- [Problem details] Give the number of lines in this listing that contain the word "biexponential", and nothing else.

- [Information given]
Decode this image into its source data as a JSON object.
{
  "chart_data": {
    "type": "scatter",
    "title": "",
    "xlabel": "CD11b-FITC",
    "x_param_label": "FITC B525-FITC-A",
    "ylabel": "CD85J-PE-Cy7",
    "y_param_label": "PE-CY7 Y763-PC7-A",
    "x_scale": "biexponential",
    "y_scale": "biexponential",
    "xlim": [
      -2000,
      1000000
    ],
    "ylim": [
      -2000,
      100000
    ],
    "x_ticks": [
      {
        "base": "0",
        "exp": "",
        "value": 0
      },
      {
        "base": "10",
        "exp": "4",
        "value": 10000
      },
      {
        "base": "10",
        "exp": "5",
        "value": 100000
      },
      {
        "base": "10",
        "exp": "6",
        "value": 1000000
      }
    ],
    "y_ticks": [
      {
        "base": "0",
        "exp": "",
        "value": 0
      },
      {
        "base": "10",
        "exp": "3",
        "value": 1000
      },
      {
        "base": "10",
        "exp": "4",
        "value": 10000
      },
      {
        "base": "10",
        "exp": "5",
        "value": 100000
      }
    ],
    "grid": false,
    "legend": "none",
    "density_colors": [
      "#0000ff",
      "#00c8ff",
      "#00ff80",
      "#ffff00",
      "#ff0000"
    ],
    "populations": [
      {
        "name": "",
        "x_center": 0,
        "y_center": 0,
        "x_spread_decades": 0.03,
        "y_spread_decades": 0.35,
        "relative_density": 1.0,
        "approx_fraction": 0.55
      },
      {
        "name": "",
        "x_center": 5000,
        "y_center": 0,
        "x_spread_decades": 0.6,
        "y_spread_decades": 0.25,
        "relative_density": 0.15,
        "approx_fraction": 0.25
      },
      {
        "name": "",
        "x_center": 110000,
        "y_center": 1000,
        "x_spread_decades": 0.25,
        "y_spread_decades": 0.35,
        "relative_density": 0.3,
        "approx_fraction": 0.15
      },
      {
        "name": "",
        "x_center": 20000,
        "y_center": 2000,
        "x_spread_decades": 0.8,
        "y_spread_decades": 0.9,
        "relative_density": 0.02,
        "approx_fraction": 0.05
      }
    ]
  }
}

- [Right answer] 2